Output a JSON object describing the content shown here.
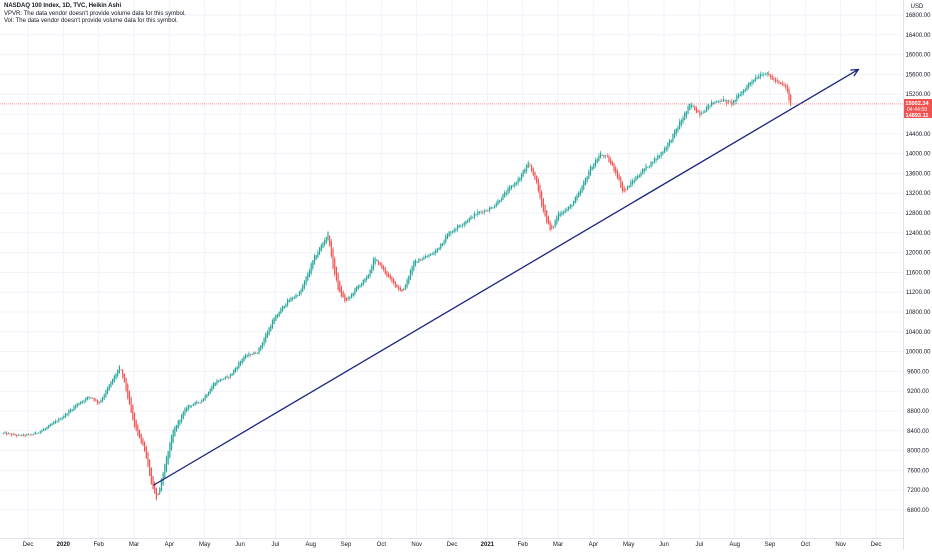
{
  "legend": {
    "title": "NASDAQ 100 Index, 1D, TVC, Heikin Ashi",
    "vpvr": "VPVR: The data vendor doesn't provide volume data for this symbol.",
    "vol": "Vol: The data vendor doesn't provide volume data for this symbol."
  },
  "chart_data": {
    "type": "candlestick",
    "candle_style": "Heikin Ashi",
    "yaxis_unit": "USD",
    "ylim": [
      6600,
      17000
    ],
    "y_ticks": [
      6800,
      7200,
      7600,
      8000,
      8400,
      8800,
      9200,
      9600,
      10000,
      10400,
      10800,
      11200,
      11600,
      12000,
      12400,
      12800,
      13200,
      13600,
      14000,
      14400,
      14800,
      15200,
      15600,
      16000,
      16400,
      16800
    ],
    "x_ticks": [
      {
        "label": "Dec",
        "t": 0
      },
      {
        "label": "2020",
        "t": 1
      },
      {
        "label": "Feb",
        "t": 2
      },
      {
        "label": "Mar",
        "t": 3
      },
      {
        "label": "Apr",
        "t": 4
      },
      {
        "label": "May",
        "t": 5
      },
      {
        "label": "Jun",
        "t": 6
      },
      {
        "label": "Jul",
        "t": 7
      },
      {
        "label": "Aug",
        "t": 8
      },
      {
        "label": "Sep",
        "t": 9
      },
      {
        "label": "Oct",
        "t": 10
      },
      {
        "label": "Nov",
        "t": 11
      },
      {
        "label": "Dec",
        "t": 12
      },
      {
        "label": "2021",
        "t": 13
      },
      {
        "label": "Feb",
        "t": 14
      },
      {
        "label": "Mar",
        "t": 15
      },
      {
        "label": "Apr",
        "t": 16
      },
      {
        "label": "May",
        "t": 17
      },
      {
        "label": "Jun",
        "t": 18
      },
      {
        "label": "Jul",
        "t": 19
      },
      {
        "label": "Aug",
        "t": 20
      },
      {
        "label": "Sep",
        "t": 21
      },
      {
        "label": "Oct",
        "t": 22
      },
      {
        "label": "Nov",
        "t": 23
      },
      {
        "label": "Dec",
        "t": 24
      }
    ],
    "last_date_t": 21.6,
    "price_path": [
      [
        -0.7,
        8350
      ],
      [
        -0.3,
        8300
      ],
      [
        0.1,
        8320
      ],
      [
        0.5,
        8450
      ],
      [
        1.0,
        8700
      ],
      [
        1.4,
        8950
      ],
      [
        1.75,
        9100
      ],
      [
        2.0,
        8950
      ],
      [
        2.2,
        9200
      ],
      [
        2.6,
        9700
      ],
      [
        2.75,
        9300
      ],
      [
        3.0,
        8500
      ],
      [
        3.3,
        8000
      ],
      [
        3.5,
        7300
      ],
      [
        3.65,
        7000
      ],
      [
        3.8,
        7500
      ],
      [
        4.1,
        8400
      ],
      [
        4.5,
        8900
      ],
      [
        4.9,
        9000
      ],
      [
        5.3,
        9400
      ],
      [
        5.7,
        9500
      ],
      [
        6.1,
        9900
      ],
      [
        6.5,
        10000
      ],
      [
        6.9,
        10600
      ],
      [
        7.3,
        11000
      ],
      [
        7.7,
        11200
      ],
      [
        8.1,
        11900
      ],
      [
        8.5,
        12400
      ],
      [
        8.6,
        11800
      ],
      [
        8.8,
        11200
      ],
      [
        9.0,
        11000
      ],
      [
        9.3,
        11300
      ],
      [
        9.6,
        11500
      ],
      [
        9.8,
        11900
      ],
      [
        10.1,
        11600
      ],
      [
        10.3,
        11400
      ],
      [
        10.6,
        11200
      ],
      [
        10.9,
        11800
      ],
      [
        11.2,
        11900
      ],
      [
        11.5,
        12000
      ],
      [
        11.9,
        12400
      ],
      [
        12.3,
        12600
      ],
      [
        12.7,
        12800
      ],
      [
        13.1,
        12900
      ],
      [
        13.5,
        13200
      ],
      [
        13.9,
        13500
      ],
      [
        14.15,
        13800
      ],
      [
        14.35,
        13500
      ],
      [
        14.6,
        12800
      ],
      [
        14.8,
        12400
      ],
      [
        15.0,
        12800
      ],
      [
        15.3,
        12900
      ],
      [
        15.6,
        13200
      ],
      [
        15.9,
        13700
      ],
      [
        16.2,
        14000
      ],
      [
        16.4,
        13900
      ],
      [
        16.65,
        13600
      ],
      [
        16.85,
        13200
      ],
      [
        17.05,
        13400
      ],
      [
        17.3,
        13600
      ],
      [
        17.6,
        13800
      ],
      [
        17.9,
        14000
      ],
      [
        18.2,
        14300
      ],
      [
        18.5,
        14700
      ],
      [
        18.75,
        15000
      ],
      [
        19.0,
        14800
      ],
      [
        19.3,
        15000
      ],
      [
        19.6,
        15100
      ],
      [
        19.9,
        15000
      ],
      [
        20.2,
        15250
      ],
      [
        20.5,
        15500
      ],
      [
        20.8,
        15650
      ],
      [
        21.0,
        15550
      ],
      [
        21.25,
        15400
      ],
      [
        21.45,
        15350
      ],
      [
        21.6,
        14900
      ]
    ],
    "trendline": {
      "start": {
        "t": 3.55,
        "price": 7300
      },
      "end": {
        "t": 23.5,
        "price": 15700
      },
      "color": "#1a237e"
    },
    "last_price": {
      "value": "15002.34",
      "countdown": "04:44:59",
      "low_label": "14893.11"
    },
    "colors": {
      "up": "#26a69a",
      "down": "#ef5350",
      "grid": "#f0f3fa",
      "axis_text": "#131722",
      "label_bg": "#ef5350"
    }
  }
}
++++++
* Exercise requirements:
Filter the data for the string "Ashi" and copy every line that has it.

* Solution to this exercise:
    "title": "NASDAQ 100 Index, 1D, TVC, Heikin Ashi",
    "candle_style": "Heikin Ashi",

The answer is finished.